<<<<

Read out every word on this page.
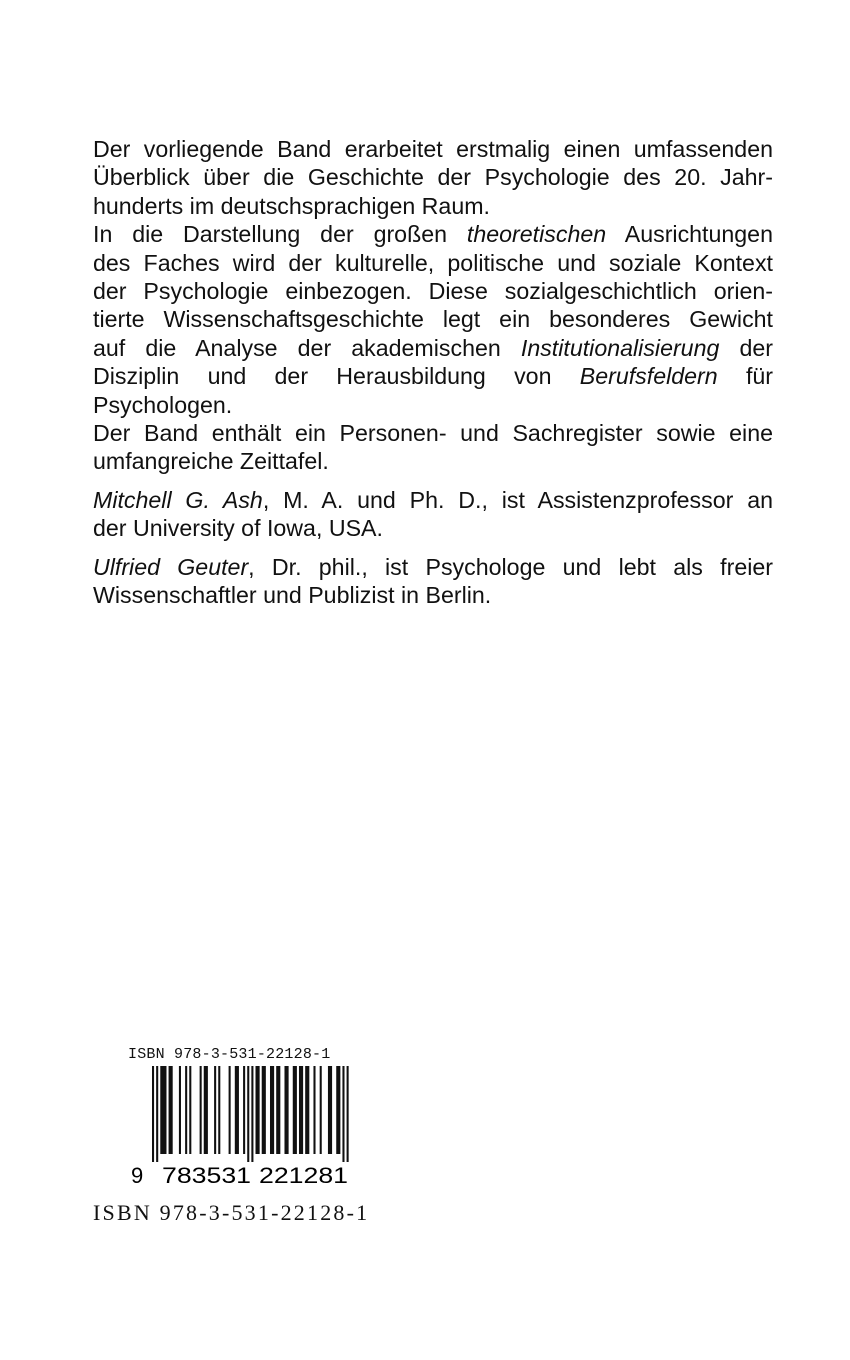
Der vorliegende Band erarbeitet erstmalig einen umfassenden

Überblick über die Geschichte der Psychologie des 20. Jahr-

hunderts im deutschsprachigen Raum.

In die Darstellung der großen theoretischen Ausrichtungen

des Faches wird der kulturelle, politische und soziale Kontext

der Psychologie einbezogen. Diese sozialgeschichtlich orien-

tierte Wissenschaftsgeschichte legt ein besonderes Gewicht

auf die Analyse der akademischen Institutionalisierung der

Disziplin und der Herausbildung von Berufsfeldern für

Psychologen.

Der Band enthält ein Personen- und Sachregister sowie eine

umfangreiche Zeittafel.

Mitchell G. Ash, M. A. und Ph. D., ist Assistenzprofessor an

der University of Iowa, USA.

Ulfried Geuter, Dr. phil., ist Psychologe und lebt als freier

Wissenschaftler und Publizist in Berlin.

ISBN 978-3-531-22128-1
9 783531 221281
ISBN 978-3-531-22128-1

>>>>

Task prompt:
Quote the material in full and exactly; do not carry over its pictures.

Response:
Read out every word on this page.
Der vorliegende Band erarbeitet erstmalig einen umfassenden

Überblick über die Geschichte der Psychologie des 20. Jahr-

hunderts im deutschsprachigen Raum.

In die Darstellung der großen theoretischen Ausrichtungen

des Faches wird der kulturelle, politische und soziale Kontext

der Psychologie einbezogen. Diese sozialgeschichtlich orien-

tierte Wissenschaftsgeschichte legt ein besonderes Gewicht

auf die Analyse der akademischen Institutionalisierung der

Disziplin und der Herausbildung von Berufsfeldern für

Psychologen.

Der Band enthält ein Personen- und Sachregister sowie eine

umfangreiche Zeittafel.

Mitchell G. Ash, M. A. und Ph. D., ist Assistenzprofessor an

der University of Iowa, USA.

Ulfried Geuter, Dr. phil., ist Psychologe und lebt als freier

Wissenschaftler und Publizist in Berlin.

ISBN 978-3-531-22128-1
9 783531 221281
ISBN 978-3-531-22128-1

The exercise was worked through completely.